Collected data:
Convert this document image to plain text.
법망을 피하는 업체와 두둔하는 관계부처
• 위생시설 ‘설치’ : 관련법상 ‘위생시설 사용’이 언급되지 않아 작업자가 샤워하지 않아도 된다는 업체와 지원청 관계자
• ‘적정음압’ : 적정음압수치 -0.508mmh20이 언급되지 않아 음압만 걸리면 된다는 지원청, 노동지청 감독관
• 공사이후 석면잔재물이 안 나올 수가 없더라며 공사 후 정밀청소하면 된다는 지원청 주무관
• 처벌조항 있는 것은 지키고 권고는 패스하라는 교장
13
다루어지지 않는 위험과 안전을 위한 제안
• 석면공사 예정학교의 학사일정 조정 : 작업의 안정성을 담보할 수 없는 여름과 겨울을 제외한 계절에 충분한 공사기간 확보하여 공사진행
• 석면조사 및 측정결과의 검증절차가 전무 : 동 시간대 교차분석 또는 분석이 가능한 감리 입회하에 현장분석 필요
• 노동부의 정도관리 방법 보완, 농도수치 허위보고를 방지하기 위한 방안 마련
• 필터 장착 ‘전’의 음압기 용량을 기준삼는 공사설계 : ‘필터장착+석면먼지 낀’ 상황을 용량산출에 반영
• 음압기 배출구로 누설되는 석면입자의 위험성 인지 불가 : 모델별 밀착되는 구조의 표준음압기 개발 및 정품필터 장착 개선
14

--- TASK TO COMPLETE ---
Please restate the whole listing word for word.

--- OUTPUT ---
Convert this document image to plain text.
법망을 피하는 업체와 두둔하는 관계부처
• 위생시설 ‘설치’ : 관련법상 ‘위생시설 사용’이 언급되지 않아 작업자가 샤워하지 않아도 된다는 업체와 지원청 관계자
• ‘적정음압’ : 적정음압수치 -0.508mmh20이 언급되지 않아 음압만 걸리면 된다는 지원청, 노동지청 감독관
• 공사이후 석면잔재물이 안 나올 수가 없더라며 공사 후 정밀청소하면 된다는 지원청 주무관
• 처벌조항 있는 것은 지키고 권고는 패스하라는 교장
13
다루어지지 않는 위험과 안전을 위한 제안
• 석면공사 예정학교의 학사일정 조정 : 작업의 안정성을 담보할 수 없는 여름과 겨울을 제외한 계절에 충분한 공사기간 확보하여 공사진행
• 석면조사 및 측정결과의 검증절차가 전무 : 동 시간대 교차분석 또는 분석이 가능한 감리 입회하에 현장분석 필요
• 노동부의 정도관리 방법 보완, 농도수치 허위보고를 방지하기 위한 방안 마련
• 필터 장착 ‘전’의 음압기 용량을 기준삼는 공사설계 : ‘필터장착+석면먼지 낀’ 상황을 용량산출에 반영
• 음압기 배출구로 누설되는 석면입자의 위험성 인지 불가 : 모델별 밀착되는 구조의 표준음압기 개발 및 정품필터 장착 개선
14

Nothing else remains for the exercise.